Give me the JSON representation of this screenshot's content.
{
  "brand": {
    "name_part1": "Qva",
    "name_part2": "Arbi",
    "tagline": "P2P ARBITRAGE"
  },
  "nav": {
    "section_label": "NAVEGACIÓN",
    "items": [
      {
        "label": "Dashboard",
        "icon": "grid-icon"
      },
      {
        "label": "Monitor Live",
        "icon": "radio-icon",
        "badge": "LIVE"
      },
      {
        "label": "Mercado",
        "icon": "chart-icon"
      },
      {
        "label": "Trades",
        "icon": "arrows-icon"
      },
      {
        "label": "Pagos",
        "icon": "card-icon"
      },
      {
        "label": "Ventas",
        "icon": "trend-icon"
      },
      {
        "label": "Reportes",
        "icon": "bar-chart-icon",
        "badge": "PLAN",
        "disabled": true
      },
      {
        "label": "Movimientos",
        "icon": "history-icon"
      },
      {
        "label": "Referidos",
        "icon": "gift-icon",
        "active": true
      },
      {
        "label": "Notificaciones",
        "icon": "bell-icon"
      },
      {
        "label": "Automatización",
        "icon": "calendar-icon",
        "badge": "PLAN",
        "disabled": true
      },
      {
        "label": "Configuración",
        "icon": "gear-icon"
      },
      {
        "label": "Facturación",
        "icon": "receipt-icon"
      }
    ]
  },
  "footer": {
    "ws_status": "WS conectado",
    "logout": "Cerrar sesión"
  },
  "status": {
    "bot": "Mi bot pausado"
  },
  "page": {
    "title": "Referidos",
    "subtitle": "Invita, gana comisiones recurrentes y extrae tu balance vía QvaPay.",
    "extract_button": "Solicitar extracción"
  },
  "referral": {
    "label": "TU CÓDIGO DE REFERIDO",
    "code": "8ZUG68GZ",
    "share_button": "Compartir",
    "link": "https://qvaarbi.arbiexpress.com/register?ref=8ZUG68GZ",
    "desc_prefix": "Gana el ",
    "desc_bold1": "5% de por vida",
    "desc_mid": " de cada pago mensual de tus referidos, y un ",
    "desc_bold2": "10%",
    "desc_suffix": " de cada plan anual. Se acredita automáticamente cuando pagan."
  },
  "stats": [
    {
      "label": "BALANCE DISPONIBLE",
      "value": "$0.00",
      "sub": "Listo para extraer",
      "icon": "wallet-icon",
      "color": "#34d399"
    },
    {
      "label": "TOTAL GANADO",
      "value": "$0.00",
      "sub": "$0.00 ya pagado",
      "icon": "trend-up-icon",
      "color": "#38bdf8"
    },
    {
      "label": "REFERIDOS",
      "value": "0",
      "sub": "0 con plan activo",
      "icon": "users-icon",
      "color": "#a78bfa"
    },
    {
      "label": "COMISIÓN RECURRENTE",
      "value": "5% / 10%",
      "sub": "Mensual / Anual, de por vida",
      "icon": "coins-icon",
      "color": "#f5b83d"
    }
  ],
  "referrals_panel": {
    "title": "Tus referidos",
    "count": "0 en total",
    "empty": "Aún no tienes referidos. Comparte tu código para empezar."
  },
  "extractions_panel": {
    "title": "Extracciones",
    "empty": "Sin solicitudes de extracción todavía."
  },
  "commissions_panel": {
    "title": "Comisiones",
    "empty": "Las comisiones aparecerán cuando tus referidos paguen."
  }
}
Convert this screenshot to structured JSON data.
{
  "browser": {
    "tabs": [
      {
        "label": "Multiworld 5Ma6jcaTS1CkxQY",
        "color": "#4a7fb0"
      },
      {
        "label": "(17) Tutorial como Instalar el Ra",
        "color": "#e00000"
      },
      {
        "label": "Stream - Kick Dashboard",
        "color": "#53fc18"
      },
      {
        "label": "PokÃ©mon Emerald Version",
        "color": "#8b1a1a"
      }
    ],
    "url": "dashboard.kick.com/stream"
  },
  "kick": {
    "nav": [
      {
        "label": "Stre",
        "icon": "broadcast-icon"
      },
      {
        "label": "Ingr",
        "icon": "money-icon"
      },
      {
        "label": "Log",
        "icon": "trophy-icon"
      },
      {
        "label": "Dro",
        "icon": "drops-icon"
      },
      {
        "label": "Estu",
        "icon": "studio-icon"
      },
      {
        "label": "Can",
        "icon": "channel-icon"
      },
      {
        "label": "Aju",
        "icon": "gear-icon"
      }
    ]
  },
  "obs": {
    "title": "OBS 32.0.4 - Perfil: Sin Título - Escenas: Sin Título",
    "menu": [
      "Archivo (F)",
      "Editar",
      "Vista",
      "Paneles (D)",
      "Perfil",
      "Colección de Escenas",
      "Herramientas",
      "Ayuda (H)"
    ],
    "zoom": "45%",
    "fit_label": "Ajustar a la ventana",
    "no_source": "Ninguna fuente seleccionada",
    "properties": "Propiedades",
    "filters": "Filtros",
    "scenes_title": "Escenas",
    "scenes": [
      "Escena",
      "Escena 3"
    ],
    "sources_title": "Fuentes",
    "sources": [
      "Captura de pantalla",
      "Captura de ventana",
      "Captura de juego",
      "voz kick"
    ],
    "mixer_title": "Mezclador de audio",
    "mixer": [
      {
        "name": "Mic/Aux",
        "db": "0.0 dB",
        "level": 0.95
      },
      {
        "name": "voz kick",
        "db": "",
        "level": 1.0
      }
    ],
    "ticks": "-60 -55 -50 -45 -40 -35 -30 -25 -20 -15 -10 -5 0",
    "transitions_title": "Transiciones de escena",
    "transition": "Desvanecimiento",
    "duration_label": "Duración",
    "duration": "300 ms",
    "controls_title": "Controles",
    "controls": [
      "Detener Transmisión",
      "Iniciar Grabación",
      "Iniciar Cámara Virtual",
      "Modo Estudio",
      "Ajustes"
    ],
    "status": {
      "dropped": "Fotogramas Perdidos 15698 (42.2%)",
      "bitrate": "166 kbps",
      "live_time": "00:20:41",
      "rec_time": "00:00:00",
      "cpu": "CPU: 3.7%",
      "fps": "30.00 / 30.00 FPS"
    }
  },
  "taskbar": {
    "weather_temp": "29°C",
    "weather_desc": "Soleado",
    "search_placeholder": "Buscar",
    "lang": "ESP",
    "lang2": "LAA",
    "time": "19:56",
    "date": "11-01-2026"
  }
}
◆ ◆ ◆ ◆ ◆ ◆ ◆
▸ **Task description**: Please set down the whole listing above without altering a single line.

▸ **Result**:
Give me the JSON representation of this screenshot's content.
{
  "brand": {
    "name_part1": "Qva",
    "name_part2": "Arbi",
    "tagline": "P2P ARBITRAGE"
  },
  "nav": {
    "section_label": "NAVEGACIÓN",
    "items": [
      {
        "label": "Dashboard",
        "icon": "grid-icon"
      },
      {
        "label": "Monitor Live",
        "icon": "radio-icon",
        "badge": "LIVE"
      },
      {
        "label": "Mercado",
        "icon": "chart-icon"
      },
      {
        "label": "Trades",
        "icon": "arrows-icon"
      },
      {
        "label": "Pagos",
        "icon": "card-icon"
      },
      {
        "label": "Ventas",
        "icon": "trend-icon"
      },
      {
        "label": "Reportes",
        "icon": "bar-chart-icon",
        "badge": "PLAN",
        "disabled": true
      },
      {
        "label": "Movimientos",
        "icon": "history-icon"
      },
      {
        "label": "Referidos",
        "icon": "gift-icon",
        "active": true
      },
      {
        "label": "Notificaciones",
        "icon": "bell-icon"
      },
      {
        "label": "Automatización",
        "icon": "calendar-icon",
        "badge": "PLAN",
        "disabled": true
      },
      {
        "label": "Configuración",
        "icon": "gear-icon"
      },
      {
        "label": "Facturación",
        "icon": "receipt-icon"
      }
    ]
  },
  "footer": {
    "ws_status": "WS conectado",
    "logout": "Cerrar sesión"
  },
  "status": {
    "bot": "Mi bot pausado"
  },
  "page": {
    "title": "Referidos",
    "subtitle": "Invita, gana comisiones recurrentes y extrae tu balance vía QvaPay.",
    "extract_button": "Solicitar extracción"
  },
  "referral": {
    "label": "TU CÓDIGO DE REFERIDO",
    "code": "8ZUG68GZ",
    "share_button": "Compartir",
    "link": "https://qvaarbi.arbiexpress.com/register?ref=8ZUG68GZ",
    "desc_prefix": "Gana el ",
    "desc_bold1": "5% de por vida",
    "desc_mid": " de cada pago mensual de tus referidos, y un ",
    "desc_bold2": "10%",
    "desc_suffix": " de cada plan anual. Se acredita automáticamente cuando pagan."
  },
  "stats": [
    {
      "label": "BALANCE DISPONIBLE",
      "value": "$0.00",
      "sub": "Listo para extraer",
      "icon": "wallet-icon",
      "color": "#34d399"
    },
    {
      "label": "TOTAL GANADO",
      "value": "$0.00",
      "sub": "$0.00 ya pagado",
      "icon": "trend-up-icon",
      "color": "#38bdf8"
    },
    {
      "label": "REFERIDOS",
      "value": "0",
      "sub": "0 con plan activo",
      "icon": "users-icon",
      "color": "#a78bfa"
    },
    {
      "label": "COMISIÓN RECURRENTE",
      "value": "5% / 10%",
      "sub": "Mensual / Anual, de por vida",
      "icon": "coins-icon",
      "color": "#f5b83d"
    }
  ],
  "referrals_panel": {
    "title": "Tus referidos",
    "count": "0 en total",
    "empty": "Aún no tienes referidos. Comparte tu código para empezar."
  },
  "extractions_panel": {
    "title": "Extracciones",
    "empty": "Sin solicitudes de extracción todavía."
  },
  "commissions_panel": {
    "title": "Comisiones",
    "empty": "Las comisiones aparecerán cuando tus referidos paguen."
  }
}
Convert this screenshot to structured JSON data.
{
  "browser": {
    "tabs": [
      {
        "label": "Multiworld 5Ma6jcaTS1CkxQY",
        "color": "#4a7fb0"
      },
      {
        "label": "(17) Tutorial como Instalar el Ra",
        "color": "#e00000"
      },
      {
        "label": "Stream - Kick Dashboard",
        "color": "#53fc18"
      },
      {
        "label": "PokÃ©mon Emerald Version",
        "color": "#8b1a1a"
      }
    ],
    "url": "dashboard.kick.com/stream"
  },
  "kick": {
    "nav": [
      {
        "label": "Stre",
        "icon": "broadcast-icon"
      },
      {
        "label": "Ingr",
        "icon": "money-icon"
      },
      {
        "label": "Log",
        "icon": "trophy-icon"
      },
      {
        "label": "Dro",
        "icon": "drops-icon"
      },
      {
        "label": "Estu",
        "icon": "studio-icon"
      },
      {
        "label": "Can",
        "icon": "channel-icon"
      },
      {
        "label": "Aju",
        "icon": "gear-icon"
      }
    ]
  },
  "obs": {
    "title": "OBS 32.0.4 - Perfil: Sin Título - Escenas: Sin Título",
    "menu": [
      "Archivo (F)",
      "Editar",
      "Vista",
      "Paneles (D)",
      "Perfil",
      "Colección de Escenas",
      "Herramientas",
      "Ayuda (H)"
    ],
    "zoom": "45%",
    "fit_label": "Ajustar a la ventana",
    "no_source": "Ninguna fuente seleccionada",
    "properties": "Propiedades",
    "filters": "Filtros",
    "scenes_title": "Escenas",
    "scenes": [
      "Escena",
      "Escena 3"
    ],
    "sources_title": "Fuentes",
    "sources": [
      "Captura de pantalla",
      "Captura de ventana",
      "Captura de juego",
      "voz kick"
    ],
    "mixer_title": "Mezclador de audio",
    "mixer": [
      {
        "name": "Mic/Aux",
        "db": "0.0 dB",
        "level": 0.95
      },
      {
        "name": "voz kick",
        "db": "",
        "level": 1.0
      }
    ],
    "ticks": "-60 -55 -50 -45 -40 -35 -30 -25 -20 -15 -10 -5 0",
    "transitions_title": "Transiciones de escena",
    "transition": "Desvanecimiento",
    "duration_label": "Duración",
    "duration": "300 ms",
    "controls_title": "Controles",
    "controls": [
      "Detener Transmisión",
      "Iniciar Grabación",
      "Iniciar Cámara Virtual",
      "Modo Estudio",
      "Ajustes"
    ],
    "status": {
      "dropped": "Fotogramas Perdidos 15698 (42.2%)",
      "bitrate": "166 kbps",
      "live_time": "00:20:41",
      "rec_time": "00:00:00",
      "cpu": "CPU: 3.7%",
      "fps": "30.00 / 30.00 FPS"
    }
  },
  "taskbar": {
    "weather_temp": "29°C",
    "weather_desc": "Soleado",
    "search_placeholder": "Buscar",
    "lang": "ESP",
    "lang2": "LAA",
    "time": "19:56",
    "date": "11-01-2026"
  }
}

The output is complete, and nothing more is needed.